Set task
The answer is one number: how many lines hold the string "this".

Material shown

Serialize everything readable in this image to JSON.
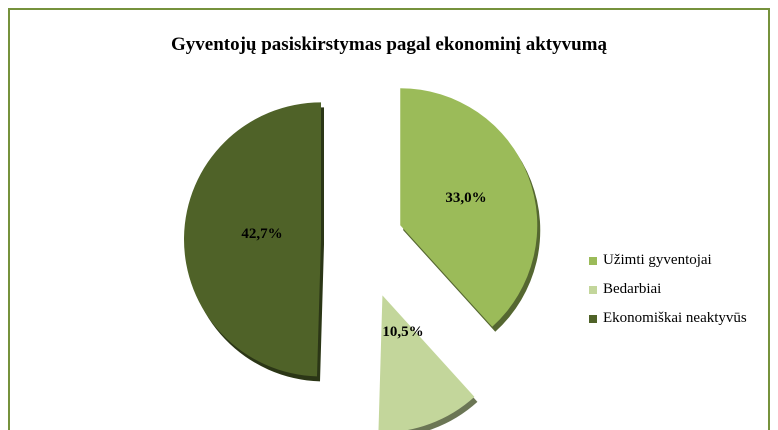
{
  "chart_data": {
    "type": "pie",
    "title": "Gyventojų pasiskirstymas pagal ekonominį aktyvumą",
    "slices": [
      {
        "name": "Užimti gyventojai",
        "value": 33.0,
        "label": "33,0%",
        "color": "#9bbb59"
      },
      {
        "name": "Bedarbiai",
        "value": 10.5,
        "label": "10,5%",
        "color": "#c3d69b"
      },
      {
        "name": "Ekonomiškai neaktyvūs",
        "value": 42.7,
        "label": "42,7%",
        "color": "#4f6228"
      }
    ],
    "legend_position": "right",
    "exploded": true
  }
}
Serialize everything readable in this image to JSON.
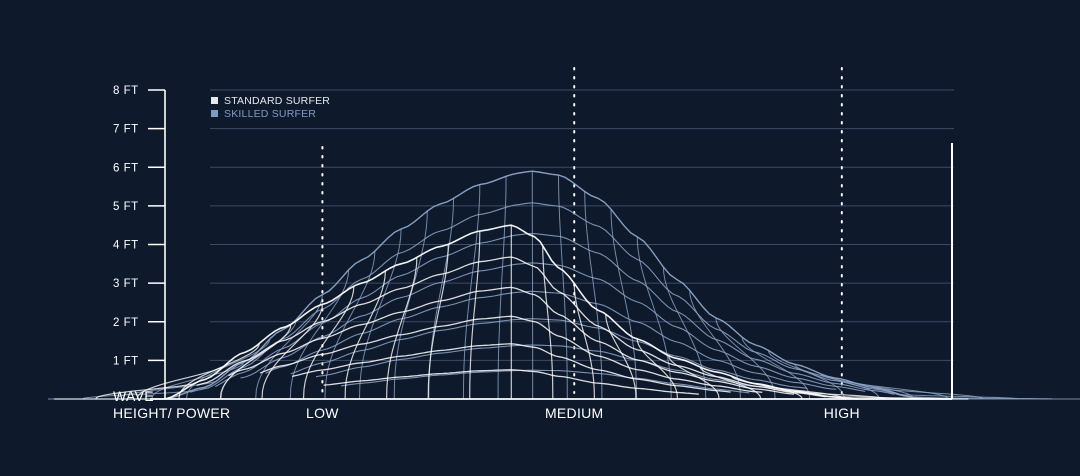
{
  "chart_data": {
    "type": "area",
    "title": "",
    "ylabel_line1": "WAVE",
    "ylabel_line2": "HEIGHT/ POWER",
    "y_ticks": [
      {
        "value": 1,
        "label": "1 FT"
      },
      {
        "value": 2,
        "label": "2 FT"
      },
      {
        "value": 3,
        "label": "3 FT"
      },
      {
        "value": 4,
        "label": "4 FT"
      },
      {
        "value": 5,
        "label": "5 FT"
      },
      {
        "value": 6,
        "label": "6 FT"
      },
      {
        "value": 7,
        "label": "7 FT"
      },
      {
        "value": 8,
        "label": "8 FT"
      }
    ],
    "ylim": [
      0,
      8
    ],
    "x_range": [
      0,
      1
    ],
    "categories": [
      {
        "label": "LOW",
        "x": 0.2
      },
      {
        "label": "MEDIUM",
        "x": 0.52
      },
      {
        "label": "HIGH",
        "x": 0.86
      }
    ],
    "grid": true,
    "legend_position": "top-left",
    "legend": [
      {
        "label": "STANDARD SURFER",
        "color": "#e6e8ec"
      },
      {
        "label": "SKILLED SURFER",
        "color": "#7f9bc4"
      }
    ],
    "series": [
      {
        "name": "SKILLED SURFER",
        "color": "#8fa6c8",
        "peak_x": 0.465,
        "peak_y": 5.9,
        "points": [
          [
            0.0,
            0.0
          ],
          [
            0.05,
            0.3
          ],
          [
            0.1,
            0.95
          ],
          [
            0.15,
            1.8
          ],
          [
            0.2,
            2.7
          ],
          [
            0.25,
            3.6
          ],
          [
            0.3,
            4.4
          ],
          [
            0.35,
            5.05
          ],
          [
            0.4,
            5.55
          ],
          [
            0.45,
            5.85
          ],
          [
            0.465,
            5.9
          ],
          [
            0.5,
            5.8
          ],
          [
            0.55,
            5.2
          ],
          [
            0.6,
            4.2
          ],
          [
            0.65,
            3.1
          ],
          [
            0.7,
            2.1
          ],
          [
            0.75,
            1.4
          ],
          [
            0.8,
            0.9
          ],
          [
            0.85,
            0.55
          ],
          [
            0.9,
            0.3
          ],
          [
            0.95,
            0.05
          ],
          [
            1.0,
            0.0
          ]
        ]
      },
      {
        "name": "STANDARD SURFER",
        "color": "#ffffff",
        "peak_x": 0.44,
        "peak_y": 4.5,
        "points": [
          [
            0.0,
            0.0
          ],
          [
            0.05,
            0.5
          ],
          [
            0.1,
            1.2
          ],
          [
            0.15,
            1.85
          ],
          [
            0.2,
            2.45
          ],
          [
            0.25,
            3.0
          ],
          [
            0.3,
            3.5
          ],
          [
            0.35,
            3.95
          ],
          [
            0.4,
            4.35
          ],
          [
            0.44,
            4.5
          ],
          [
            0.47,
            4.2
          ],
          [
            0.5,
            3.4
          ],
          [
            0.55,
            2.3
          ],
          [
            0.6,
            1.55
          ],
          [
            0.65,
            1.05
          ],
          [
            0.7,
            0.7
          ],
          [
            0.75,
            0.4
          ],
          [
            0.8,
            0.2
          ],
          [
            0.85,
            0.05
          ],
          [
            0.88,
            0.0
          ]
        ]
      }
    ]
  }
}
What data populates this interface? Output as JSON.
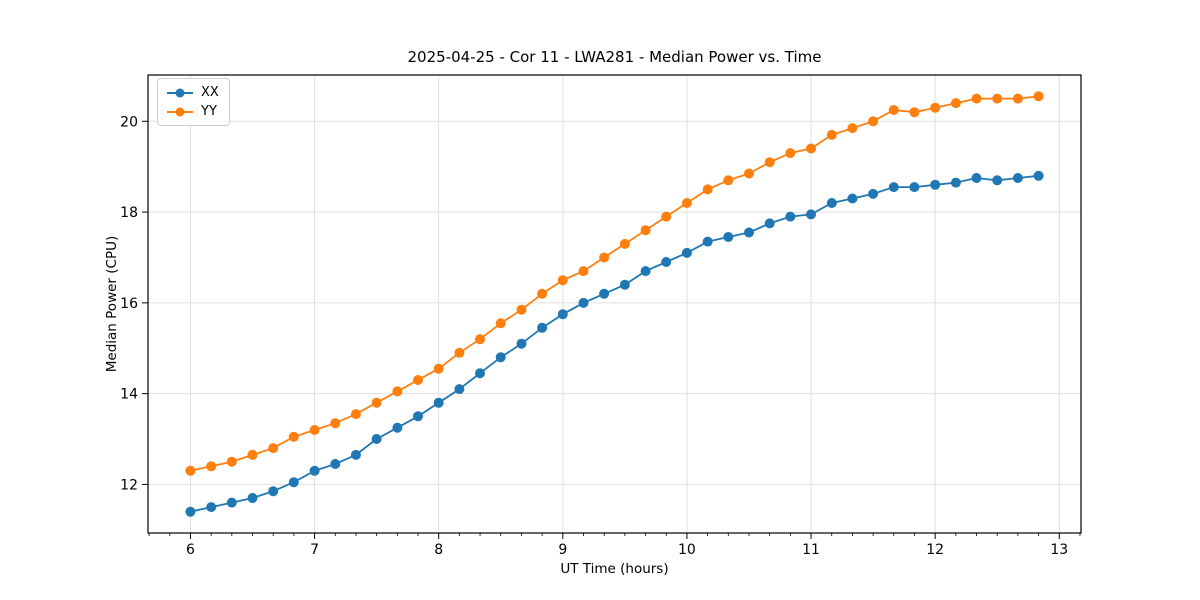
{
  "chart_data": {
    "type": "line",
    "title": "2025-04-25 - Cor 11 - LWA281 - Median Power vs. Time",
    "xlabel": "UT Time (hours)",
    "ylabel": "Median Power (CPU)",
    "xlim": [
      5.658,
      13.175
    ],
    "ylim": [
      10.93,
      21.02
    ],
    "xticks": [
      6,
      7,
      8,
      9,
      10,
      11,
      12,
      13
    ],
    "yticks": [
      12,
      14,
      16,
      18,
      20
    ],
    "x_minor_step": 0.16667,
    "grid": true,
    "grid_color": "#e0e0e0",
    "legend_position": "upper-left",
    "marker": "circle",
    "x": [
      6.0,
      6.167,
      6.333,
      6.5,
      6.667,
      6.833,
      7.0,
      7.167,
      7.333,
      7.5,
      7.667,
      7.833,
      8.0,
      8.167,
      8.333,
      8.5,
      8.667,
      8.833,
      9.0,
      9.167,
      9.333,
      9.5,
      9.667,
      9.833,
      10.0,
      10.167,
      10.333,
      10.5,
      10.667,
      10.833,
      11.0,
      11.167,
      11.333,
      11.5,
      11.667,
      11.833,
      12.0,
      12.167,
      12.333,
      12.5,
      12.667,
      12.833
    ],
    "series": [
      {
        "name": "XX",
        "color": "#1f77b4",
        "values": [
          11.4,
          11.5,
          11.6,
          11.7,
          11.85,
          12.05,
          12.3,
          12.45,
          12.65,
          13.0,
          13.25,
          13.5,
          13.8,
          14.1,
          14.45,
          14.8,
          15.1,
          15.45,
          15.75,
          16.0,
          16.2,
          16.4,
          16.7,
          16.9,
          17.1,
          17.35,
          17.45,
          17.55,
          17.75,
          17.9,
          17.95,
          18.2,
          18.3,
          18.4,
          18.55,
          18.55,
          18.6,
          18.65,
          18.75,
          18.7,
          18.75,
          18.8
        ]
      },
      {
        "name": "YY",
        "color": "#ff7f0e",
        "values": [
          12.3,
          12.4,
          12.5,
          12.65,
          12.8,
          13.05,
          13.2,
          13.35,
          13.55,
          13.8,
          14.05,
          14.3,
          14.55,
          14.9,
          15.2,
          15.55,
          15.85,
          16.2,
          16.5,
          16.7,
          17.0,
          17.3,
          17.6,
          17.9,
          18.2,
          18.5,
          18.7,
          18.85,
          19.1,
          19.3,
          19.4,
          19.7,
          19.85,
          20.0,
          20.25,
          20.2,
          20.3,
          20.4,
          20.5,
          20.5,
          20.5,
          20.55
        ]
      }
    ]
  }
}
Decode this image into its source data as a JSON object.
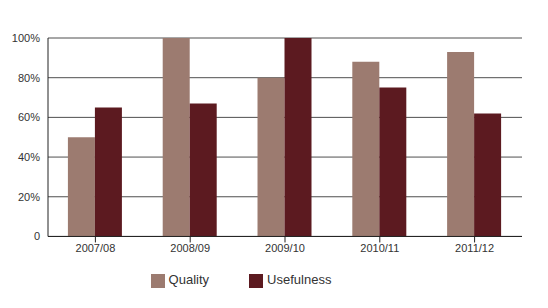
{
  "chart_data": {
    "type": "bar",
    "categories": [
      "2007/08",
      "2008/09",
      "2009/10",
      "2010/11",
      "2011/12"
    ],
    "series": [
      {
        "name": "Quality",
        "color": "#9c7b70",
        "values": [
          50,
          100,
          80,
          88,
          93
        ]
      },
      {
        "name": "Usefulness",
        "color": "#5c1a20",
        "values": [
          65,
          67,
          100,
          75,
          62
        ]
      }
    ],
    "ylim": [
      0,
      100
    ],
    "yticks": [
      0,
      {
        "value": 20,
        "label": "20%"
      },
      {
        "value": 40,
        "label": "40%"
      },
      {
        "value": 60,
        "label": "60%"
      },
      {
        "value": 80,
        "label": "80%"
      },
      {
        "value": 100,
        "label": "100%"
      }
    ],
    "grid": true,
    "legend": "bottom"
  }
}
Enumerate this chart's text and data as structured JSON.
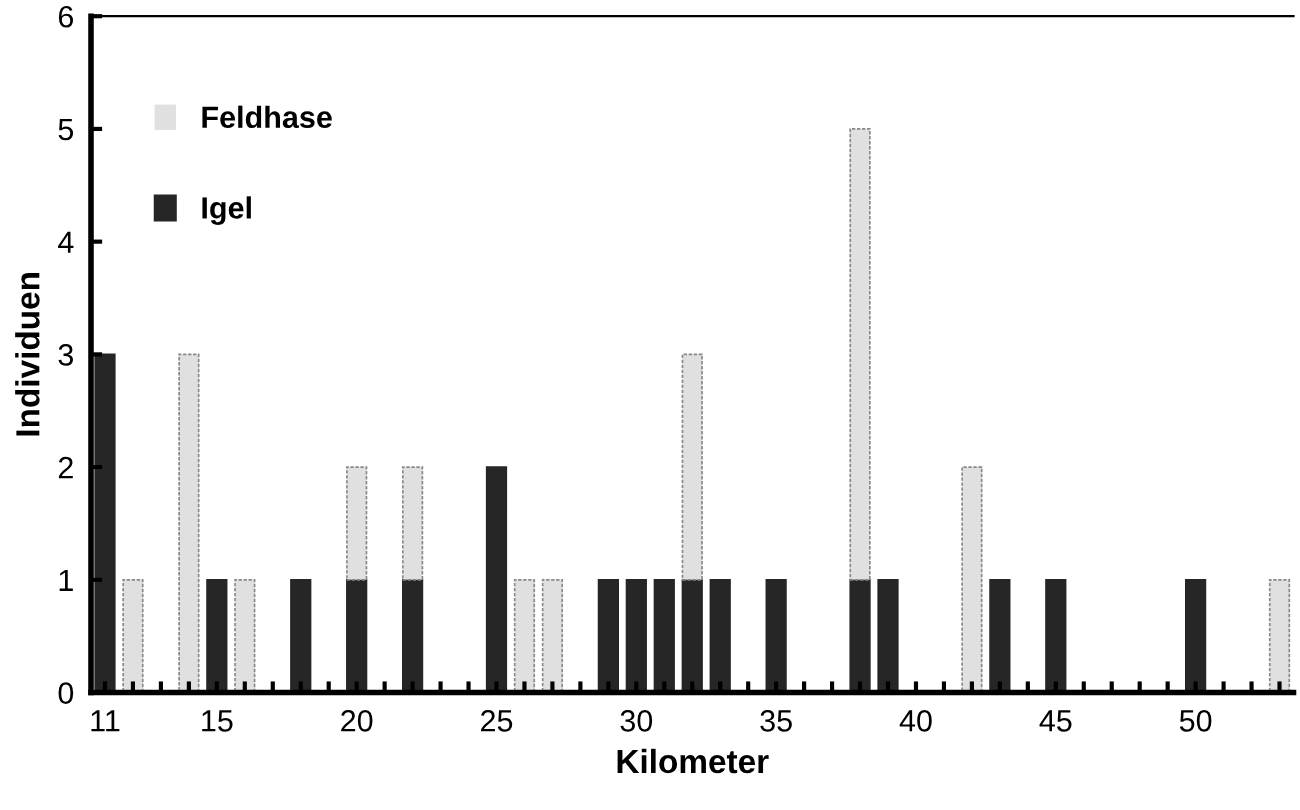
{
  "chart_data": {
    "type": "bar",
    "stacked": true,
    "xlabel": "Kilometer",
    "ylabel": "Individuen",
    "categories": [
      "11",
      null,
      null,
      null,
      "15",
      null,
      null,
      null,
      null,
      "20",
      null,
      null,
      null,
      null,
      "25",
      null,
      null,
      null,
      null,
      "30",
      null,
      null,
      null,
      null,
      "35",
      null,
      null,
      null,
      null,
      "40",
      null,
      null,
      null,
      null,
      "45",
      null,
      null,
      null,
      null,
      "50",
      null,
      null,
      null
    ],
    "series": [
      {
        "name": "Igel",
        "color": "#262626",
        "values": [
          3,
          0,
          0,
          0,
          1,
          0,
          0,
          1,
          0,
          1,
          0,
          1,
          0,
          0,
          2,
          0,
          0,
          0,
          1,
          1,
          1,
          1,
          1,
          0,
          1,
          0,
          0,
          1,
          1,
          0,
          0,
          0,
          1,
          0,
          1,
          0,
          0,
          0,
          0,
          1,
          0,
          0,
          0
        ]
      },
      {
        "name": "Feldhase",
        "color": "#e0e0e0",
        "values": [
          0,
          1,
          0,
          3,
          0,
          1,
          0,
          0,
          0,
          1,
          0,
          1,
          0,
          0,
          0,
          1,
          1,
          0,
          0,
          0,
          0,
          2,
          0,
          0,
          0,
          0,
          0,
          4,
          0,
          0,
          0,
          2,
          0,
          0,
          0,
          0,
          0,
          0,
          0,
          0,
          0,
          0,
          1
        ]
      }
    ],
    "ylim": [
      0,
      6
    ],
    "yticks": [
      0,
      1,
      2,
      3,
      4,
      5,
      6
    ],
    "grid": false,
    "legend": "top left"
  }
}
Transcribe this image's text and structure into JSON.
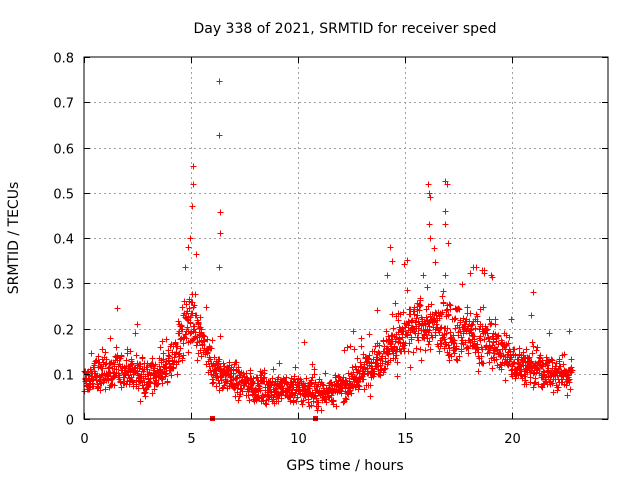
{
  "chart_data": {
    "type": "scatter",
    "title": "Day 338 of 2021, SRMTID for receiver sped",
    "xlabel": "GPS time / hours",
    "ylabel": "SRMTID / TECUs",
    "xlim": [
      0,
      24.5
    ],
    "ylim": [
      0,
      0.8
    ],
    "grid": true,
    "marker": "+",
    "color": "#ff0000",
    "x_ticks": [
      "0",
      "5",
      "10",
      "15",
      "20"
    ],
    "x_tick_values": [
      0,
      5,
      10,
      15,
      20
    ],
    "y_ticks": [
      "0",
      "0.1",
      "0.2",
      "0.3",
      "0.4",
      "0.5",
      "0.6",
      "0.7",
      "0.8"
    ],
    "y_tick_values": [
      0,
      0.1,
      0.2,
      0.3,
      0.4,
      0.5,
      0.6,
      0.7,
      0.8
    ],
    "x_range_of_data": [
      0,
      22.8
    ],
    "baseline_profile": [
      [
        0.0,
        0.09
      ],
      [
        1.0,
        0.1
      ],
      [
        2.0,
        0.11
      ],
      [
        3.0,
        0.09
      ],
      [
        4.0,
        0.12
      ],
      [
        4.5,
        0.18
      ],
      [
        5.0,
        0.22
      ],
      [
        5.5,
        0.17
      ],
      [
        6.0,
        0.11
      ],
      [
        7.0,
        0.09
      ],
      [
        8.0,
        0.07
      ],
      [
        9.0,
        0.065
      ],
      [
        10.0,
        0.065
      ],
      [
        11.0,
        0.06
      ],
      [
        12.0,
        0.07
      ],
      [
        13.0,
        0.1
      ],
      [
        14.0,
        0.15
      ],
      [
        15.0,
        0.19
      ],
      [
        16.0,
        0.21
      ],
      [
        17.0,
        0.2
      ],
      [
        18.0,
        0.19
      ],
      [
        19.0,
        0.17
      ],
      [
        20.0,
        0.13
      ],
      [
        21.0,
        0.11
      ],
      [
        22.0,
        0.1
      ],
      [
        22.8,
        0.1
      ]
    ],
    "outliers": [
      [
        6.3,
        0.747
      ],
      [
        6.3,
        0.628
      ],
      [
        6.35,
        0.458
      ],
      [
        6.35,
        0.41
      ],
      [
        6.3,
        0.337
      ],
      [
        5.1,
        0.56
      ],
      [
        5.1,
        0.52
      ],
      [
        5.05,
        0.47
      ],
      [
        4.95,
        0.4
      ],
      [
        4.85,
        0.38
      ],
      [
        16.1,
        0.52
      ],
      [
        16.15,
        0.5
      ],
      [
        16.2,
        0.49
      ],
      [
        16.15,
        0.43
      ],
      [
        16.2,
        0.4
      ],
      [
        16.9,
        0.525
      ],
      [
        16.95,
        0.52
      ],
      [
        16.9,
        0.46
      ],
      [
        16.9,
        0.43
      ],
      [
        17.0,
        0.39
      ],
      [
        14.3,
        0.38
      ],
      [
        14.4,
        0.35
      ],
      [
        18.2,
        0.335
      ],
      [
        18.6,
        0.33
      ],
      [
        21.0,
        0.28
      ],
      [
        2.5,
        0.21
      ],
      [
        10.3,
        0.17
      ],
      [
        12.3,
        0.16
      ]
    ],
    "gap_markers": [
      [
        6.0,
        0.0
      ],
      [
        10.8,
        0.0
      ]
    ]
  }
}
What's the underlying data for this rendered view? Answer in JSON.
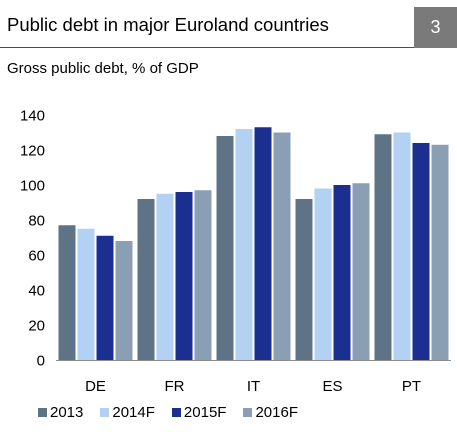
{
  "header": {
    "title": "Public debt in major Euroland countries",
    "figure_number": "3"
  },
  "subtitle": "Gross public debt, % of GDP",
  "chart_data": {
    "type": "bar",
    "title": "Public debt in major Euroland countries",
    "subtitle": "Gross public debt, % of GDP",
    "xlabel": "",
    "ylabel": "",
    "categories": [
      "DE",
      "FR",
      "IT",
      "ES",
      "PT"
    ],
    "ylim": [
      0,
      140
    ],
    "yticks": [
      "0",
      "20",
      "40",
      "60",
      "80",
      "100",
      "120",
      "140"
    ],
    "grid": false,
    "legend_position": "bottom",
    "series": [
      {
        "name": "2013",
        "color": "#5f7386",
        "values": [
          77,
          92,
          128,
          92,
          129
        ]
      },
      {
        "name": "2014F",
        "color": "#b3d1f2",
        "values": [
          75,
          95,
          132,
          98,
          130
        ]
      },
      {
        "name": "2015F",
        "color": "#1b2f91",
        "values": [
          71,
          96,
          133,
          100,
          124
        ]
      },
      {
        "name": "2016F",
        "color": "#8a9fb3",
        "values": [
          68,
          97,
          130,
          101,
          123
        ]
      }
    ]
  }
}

The answer
7